### EXERCISE
Put the rows from the very first line through the line containing "69, 694, 93]", both included, into a Markdown table with the columns Index and Text. Give each line its number in Index and the line itself in Text, and leave out any blank lines.

### EXERCISE INPUTS

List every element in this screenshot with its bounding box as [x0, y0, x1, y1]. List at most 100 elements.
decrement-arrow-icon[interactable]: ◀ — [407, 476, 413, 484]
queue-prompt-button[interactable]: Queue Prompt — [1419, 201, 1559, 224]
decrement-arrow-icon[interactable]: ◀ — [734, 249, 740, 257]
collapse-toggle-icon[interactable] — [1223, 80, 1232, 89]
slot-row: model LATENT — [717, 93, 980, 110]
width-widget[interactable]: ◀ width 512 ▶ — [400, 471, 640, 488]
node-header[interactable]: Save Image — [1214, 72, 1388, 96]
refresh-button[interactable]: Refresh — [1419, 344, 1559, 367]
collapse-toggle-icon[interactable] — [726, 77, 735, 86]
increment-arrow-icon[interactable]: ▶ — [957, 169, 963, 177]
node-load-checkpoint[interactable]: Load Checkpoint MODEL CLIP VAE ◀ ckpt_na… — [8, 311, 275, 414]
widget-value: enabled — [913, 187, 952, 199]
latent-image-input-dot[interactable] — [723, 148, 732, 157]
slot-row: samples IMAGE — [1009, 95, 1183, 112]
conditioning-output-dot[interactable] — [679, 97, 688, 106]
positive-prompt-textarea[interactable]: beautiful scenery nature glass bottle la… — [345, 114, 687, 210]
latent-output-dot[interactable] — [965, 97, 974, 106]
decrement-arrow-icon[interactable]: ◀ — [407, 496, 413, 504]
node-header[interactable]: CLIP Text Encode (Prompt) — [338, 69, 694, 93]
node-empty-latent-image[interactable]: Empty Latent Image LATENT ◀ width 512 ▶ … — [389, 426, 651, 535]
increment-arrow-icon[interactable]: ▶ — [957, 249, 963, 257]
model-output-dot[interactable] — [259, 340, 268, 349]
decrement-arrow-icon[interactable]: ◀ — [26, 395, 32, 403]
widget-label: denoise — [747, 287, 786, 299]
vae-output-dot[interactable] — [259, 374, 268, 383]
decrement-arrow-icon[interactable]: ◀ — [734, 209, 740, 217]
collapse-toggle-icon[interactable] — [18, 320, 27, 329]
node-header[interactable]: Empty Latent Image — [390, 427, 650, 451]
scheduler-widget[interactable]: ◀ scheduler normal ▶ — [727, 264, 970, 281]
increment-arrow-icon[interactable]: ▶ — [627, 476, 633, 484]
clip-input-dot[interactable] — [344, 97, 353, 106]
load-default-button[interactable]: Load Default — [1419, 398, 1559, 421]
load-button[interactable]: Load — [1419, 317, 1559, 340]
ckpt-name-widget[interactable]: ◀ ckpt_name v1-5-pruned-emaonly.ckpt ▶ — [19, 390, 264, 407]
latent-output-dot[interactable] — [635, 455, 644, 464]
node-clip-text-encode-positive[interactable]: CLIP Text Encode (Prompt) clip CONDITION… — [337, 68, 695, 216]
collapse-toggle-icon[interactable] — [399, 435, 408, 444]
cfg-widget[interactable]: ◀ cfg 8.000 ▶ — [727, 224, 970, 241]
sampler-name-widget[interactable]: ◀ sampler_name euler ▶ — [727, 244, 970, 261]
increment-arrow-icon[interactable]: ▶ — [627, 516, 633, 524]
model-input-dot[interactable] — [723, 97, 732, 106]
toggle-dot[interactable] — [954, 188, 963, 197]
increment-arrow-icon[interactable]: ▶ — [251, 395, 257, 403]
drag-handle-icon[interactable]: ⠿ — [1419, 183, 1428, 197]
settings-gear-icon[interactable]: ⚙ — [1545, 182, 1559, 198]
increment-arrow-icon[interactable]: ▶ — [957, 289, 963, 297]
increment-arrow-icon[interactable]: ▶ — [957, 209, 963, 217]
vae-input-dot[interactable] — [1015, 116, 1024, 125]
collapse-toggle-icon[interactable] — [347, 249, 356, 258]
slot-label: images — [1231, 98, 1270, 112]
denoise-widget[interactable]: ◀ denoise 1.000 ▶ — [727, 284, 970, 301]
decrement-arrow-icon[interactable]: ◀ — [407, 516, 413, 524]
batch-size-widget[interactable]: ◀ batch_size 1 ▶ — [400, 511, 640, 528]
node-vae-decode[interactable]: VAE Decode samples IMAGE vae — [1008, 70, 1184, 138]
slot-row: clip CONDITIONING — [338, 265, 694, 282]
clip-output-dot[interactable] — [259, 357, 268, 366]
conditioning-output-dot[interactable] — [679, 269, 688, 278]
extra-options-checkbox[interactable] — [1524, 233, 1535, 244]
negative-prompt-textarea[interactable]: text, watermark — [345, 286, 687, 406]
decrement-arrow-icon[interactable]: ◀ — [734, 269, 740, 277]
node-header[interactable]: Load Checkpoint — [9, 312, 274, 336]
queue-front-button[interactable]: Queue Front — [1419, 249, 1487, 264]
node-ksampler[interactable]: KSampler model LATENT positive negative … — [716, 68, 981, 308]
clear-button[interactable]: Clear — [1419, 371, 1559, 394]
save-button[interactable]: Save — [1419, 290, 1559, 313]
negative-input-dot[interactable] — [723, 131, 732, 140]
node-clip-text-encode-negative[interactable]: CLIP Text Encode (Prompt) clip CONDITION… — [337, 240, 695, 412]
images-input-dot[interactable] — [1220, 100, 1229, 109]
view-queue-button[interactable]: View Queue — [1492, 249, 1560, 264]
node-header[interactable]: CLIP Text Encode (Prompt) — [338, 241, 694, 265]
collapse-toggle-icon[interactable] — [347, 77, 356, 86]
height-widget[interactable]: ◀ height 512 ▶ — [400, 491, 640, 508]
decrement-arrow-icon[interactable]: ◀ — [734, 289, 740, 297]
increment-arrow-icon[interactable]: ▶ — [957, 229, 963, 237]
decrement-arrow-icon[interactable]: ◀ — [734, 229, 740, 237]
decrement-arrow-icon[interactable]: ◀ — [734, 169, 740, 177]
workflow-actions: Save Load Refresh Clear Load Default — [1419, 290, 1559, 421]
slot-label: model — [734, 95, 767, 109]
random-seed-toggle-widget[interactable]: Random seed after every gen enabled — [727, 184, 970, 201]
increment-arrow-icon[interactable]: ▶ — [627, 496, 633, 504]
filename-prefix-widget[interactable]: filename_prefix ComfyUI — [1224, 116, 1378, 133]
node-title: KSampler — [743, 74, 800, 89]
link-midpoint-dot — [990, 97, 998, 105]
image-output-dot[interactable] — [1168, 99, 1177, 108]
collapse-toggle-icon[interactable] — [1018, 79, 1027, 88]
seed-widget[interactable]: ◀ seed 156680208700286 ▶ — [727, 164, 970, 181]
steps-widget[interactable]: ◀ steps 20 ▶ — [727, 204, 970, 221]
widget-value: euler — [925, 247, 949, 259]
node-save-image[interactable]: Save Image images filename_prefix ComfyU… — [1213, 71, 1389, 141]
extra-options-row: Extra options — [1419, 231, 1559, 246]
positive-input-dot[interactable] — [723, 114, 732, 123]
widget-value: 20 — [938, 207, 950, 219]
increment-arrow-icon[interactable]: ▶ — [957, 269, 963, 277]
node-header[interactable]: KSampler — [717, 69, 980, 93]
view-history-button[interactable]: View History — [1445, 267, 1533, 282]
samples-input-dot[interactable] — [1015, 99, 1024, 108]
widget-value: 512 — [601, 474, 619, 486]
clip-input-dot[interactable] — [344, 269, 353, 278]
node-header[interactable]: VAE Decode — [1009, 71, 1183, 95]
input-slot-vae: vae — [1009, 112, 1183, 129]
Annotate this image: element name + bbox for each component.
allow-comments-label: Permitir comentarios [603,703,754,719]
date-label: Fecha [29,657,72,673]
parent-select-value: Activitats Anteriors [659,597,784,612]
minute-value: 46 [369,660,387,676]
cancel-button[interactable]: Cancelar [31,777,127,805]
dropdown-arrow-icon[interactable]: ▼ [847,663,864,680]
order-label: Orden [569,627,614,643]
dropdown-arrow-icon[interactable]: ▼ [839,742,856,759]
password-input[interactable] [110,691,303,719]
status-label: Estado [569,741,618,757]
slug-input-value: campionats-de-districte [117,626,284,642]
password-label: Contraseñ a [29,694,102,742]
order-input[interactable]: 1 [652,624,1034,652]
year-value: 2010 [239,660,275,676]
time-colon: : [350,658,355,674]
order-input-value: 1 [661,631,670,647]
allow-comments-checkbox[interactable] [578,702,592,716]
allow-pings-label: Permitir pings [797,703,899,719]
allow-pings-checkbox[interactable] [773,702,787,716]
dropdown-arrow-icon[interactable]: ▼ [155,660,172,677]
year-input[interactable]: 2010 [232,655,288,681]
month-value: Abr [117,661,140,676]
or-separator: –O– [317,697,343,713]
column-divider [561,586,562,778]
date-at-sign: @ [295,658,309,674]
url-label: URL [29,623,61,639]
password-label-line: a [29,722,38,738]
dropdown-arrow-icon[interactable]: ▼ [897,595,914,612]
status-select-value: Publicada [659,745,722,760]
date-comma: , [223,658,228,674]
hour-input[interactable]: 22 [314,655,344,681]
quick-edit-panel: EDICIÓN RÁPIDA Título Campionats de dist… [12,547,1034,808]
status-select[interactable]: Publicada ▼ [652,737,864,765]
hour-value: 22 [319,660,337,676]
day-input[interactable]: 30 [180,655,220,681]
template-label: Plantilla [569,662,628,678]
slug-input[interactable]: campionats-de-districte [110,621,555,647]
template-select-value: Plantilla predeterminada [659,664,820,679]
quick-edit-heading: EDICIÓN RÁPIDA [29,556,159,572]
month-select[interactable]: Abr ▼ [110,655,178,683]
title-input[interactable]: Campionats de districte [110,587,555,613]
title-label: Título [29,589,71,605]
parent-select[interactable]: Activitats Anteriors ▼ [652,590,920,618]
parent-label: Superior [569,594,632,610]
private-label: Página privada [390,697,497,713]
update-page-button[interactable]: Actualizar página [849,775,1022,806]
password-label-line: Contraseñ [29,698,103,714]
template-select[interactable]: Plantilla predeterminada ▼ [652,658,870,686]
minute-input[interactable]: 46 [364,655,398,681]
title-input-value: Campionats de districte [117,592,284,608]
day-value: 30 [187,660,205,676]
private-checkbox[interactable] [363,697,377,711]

### ANSWER TO THE PROBLEM
| Index | Text |
|---|---|
| 1 | List every element in this screenshot with its bounding box as [x0, y0, x1, y1]. List at most 100 elements. |
| 2 | decrement-arrow-icon[interactable]: ◀ — [407, 476, 413, 484] |
| 3 | queue-prompt-button[interactable]: Queue Prompt — [1419, 201, 1559, 224] |
| 4 | decrement-arrow-icon[interactable]: ◀ — [734, 249, 740, 257] |
| 5 | collapse-toggle-icon[interactable] — [1223, 80, 1232, 89] |
| 6 | slot-row: model LATENT — [717, 93, 980, 110] |
| 7 | width-widget[interactable]: ◀ width 512 ▶ — [400, 471, 640, 488] |
| 8 | node-header[interactable]: Save Image — [1214, 72, 1388, 96] |
| 9 | refresh-button[interactable]: Refresh — [1419, 344, 1559, 367] |
| 10 | collapse-toggle-icon[interactable] — [726, 77, 735, 86] |
| 11 | increment-arrow-icon[interactable]: ▶ — [957, 169, 963, 177] |
| 12 | node-load-checkpoint[interactable]: Load Checkpoint MODEL CLIP VAE ◀ ckpt_na… — [8, 311, 275, 414] |
| 13 | widget-value: enabled — [913, 187, 952, 199] |
| 14 | latent-image-input-dot[interactable] — [723, 148, 732, 157] |
| 15 | slot-row: samples IMAGE — [1009, 95, 1183, 112] |
| 16 | conditioning-output-dot[interactable] — [679, 97, 688, 106] |
| 17 | positive-prompt-textarea[interactable]: beautiful scenery nature glass bottle la… — [345, 114, 687, 210] |
| 18 | latent-output-dot[interactable] — [965, 97, 974, 106] |
| 19 | decrement-arrow-icon[interactable]: ◀ — [407, 496, 413, 504] |
| 20 | node-header[interactable]: CLIP Text Encode (Prompt) — [338, 69, 694, 93] |